• What the task asks:
Below are the records; collect from them each line containing the string "природы".

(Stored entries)
· · ·
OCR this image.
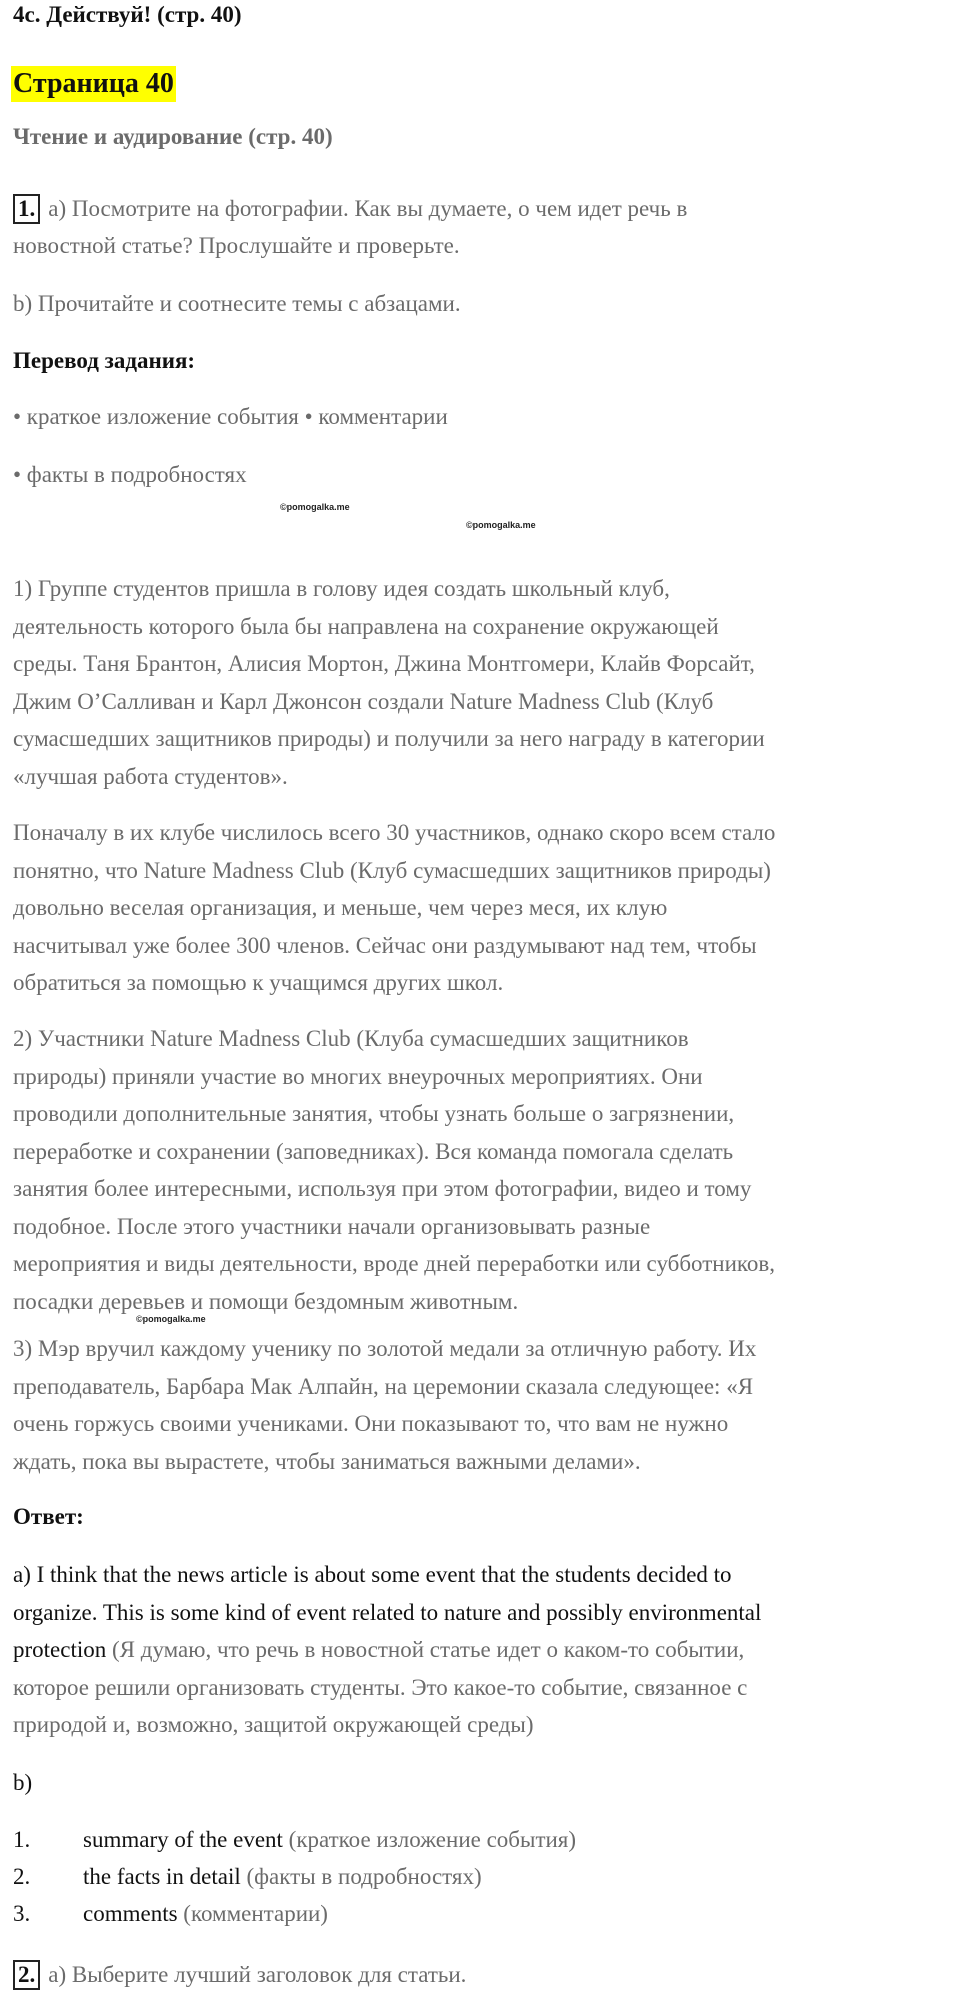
4c. Действуй! (стр. 40)
Страница 40
Чтение и аудирование (стр. 40)
1. a) Посмотрите на фотографии. Как вы думаете, о чем идет речь в
новостной статье? Прослушайте и проверьте.
b) Прочитайте и соотнесите темы с абзацами.
Перевод задания:
• краткое изложение события • комментарии
• факты в подробностях
©pomogalka.me
©pomogalka.me
1) Группе студентов пришла в голову идея создать школьный клуб,
деятельность которого была бы направлена на сохранение окружающей
среды. Таня Брантон, Алисия Мортон, Джина Монтгомери, Клайв Форсайт,
Джим О’Салливан и Карл Джонсон создали Nature Madness Club (Клуб
сумасшедших защитников природы) и получили за него награду в категории
«лучшая работа студентов».
Поначалу в их клубе числилось всего 30 участников, однако скоро всем стало
понятно, что Nature Madness Club (Клуб сумасшедших защитников природы)
довольно веселая организация, и меньше, чем через меся, их клую
насчитывал уже более 300 членов. Сейчас они раздумывают над тем, чтобы
обратиться за помощью к учащимся других школ.
2) Участники Nature Madness Club (Клуба сумасшедших защитников
природы) приняли участие во многих внеурочных мероприятиях. Они
проводили дополнительные занятия, чтобы узнать больше о загрязнении,
переработке и сохранении (заповедниках). Вся команда помогала сделать
занятия более интересными, используя при этом фотографии, видео и тому
подобное. После этого участники начали организовывать разные
мероприятия и виды деятельности, вроде дней переработки или субботников,
посадки деревьев и помощи бездомным животным.
©pomogalka.me
3) Мэр вручил каждому ученику по золотой медали за отличную работу. Их
преподаватель, Барбара Мак Алпайн, на церемонии сказала следующее: «Я
очень горжусь своими учениками. Они показывают то, что вам не нужно
ждать, пока вы вырастете, чтобы заниматься важными делами».
Ответ:
a) I think that the news article is about some event that the students decided to
organize. This is some kind of event related to nature and possibly environmental
protection (Я думаю, что речь в новостной статье идет о каком-то событии,
которое решили организовать студенты. Это какое-то событие, связанное с
природой и, возможно, защитой окружающей среды)
b)
1. summary of the event (краткое изложение события)
2. the facts in detail (факты в подробностях)
3. comments (комментарии)
2. a) Выберите лучший заголовок для статьи.
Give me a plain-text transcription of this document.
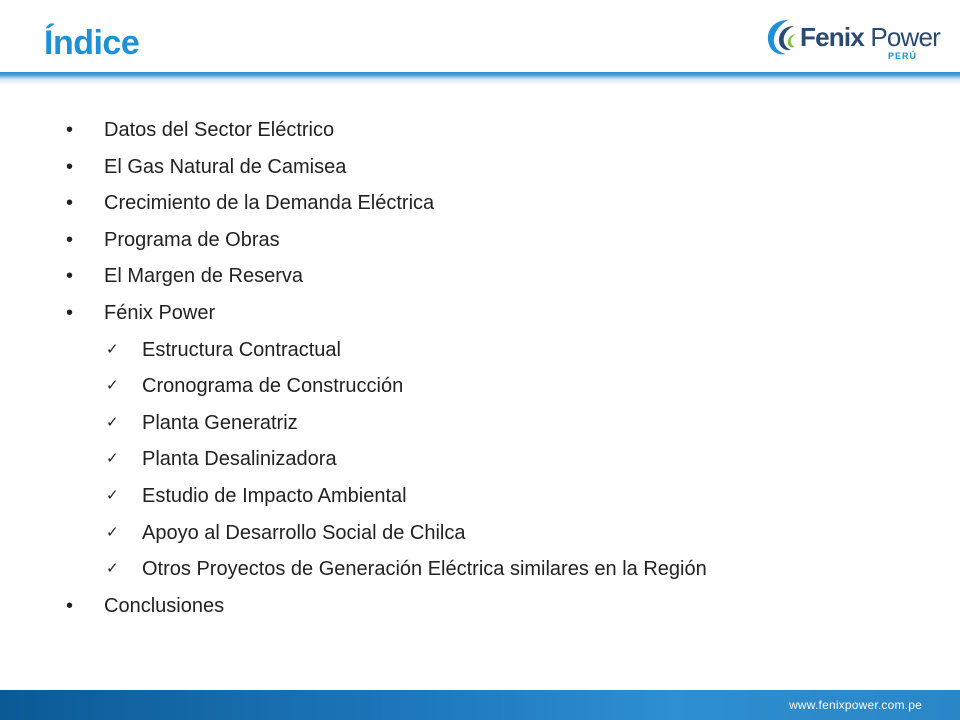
Índice	Fenix Power
PERÚ
• Datos del Sector Eléctrico
• El Gas Natural de Camisea
• Crecimiento de la Demanda Eléctrica
• Programa de Obras
• El Margen de Reserva
• Fénix Power
✓ Estructura Contractual
✓ Cronograma de Construcción
✓ Planta Generatriz
✓ Planta Desalinizadora
✓ Estudio de Impacto Ambiental
✓ Apoyo al Desarrollo Social de Chilca
✓ Otros Proyectos de Generación Eléctrica similares en la Región
• Conclusiones
www.fenixpower.com.pe
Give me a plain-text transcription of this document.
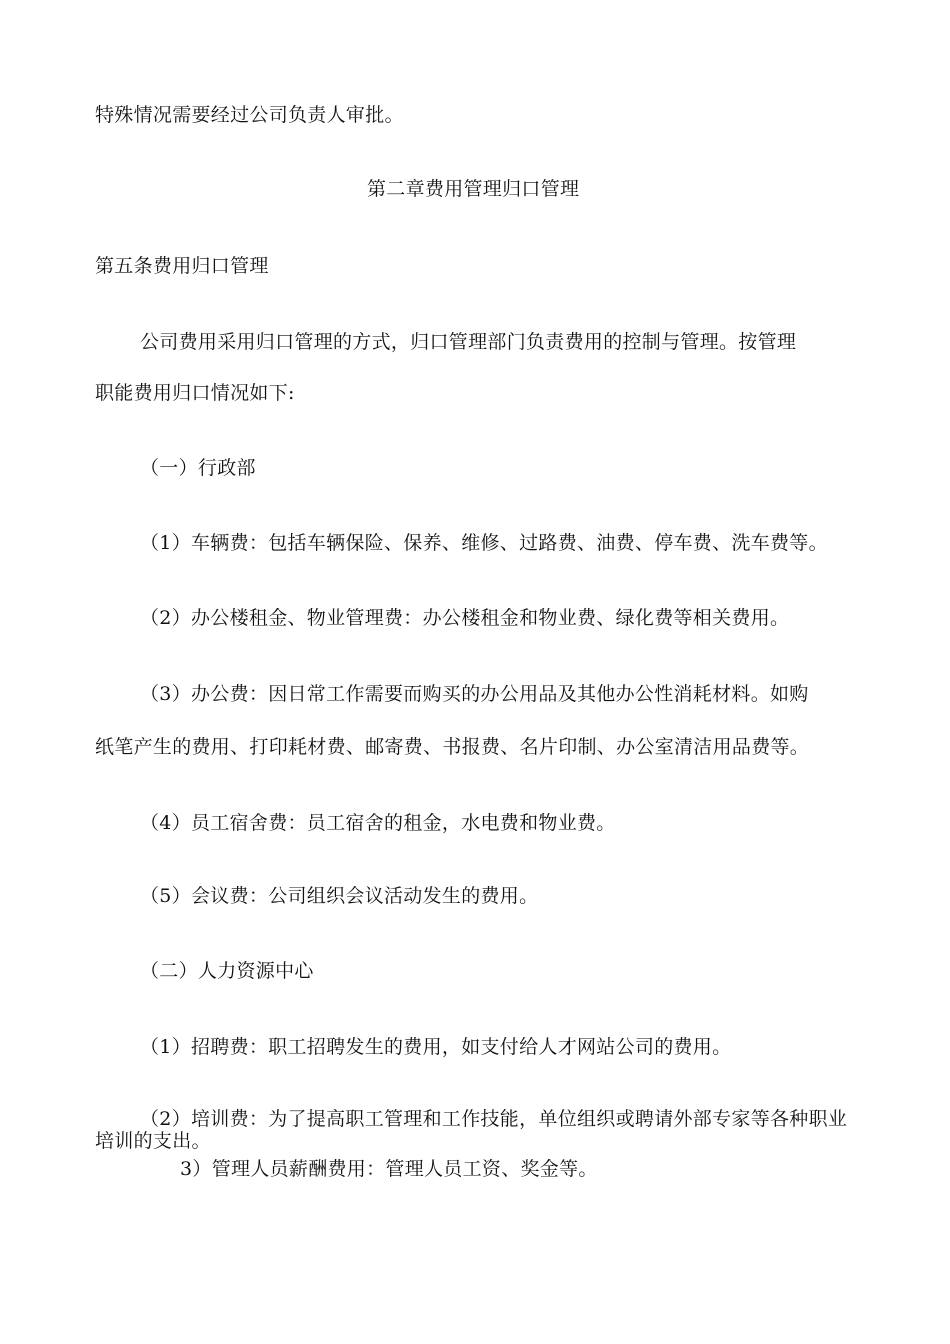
特殊情况需要经过公司负责人审批。
第二章费用管理归口管理
第五条费用归口管理
公司费用采用归口管理的方式，归口管理部门负责费用的控制与管理。按管理
职能费用归口情况如下:
（一）行政部
（1）车辆费：包括车辆保险、保养、维修、过路费、油费、停车费、洗车费等。
（2）办公楼租金、物业管理费：办公楼租金和物业费、绿化费等相关费用。
（3）办公费：因日常工作需要而购买的办公用品及其他办公性消耗材料。如购
纸笔产生的费用、打印耗材费、邮寄费、书报费、名片印制、办公室清洁用品费等。
（4）员工宿舍费：员工宿舍的租金，水电费和物业费。
（5）会议费：公司组织会议活动发生的费用。
（二）人力资源中心
（1）招聘费：职工招聘发生的费用，如支付给人才网站公司的费用。
（2）培训费：为了提高职工管理和工作技能，单位组织或聘请外部专家等各种职业培训的支出。
3）管理人员薪酬费用：管理人员工资、奖金等。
· · ·
• Answer to the task:
сумасшедших защитников природы) и получили за него награду в категории
понятно, что Nature Madness Club (Клуб сумасшедших защитников природы)
природы) приняли участие во многих внеурочных мероприятиях. Они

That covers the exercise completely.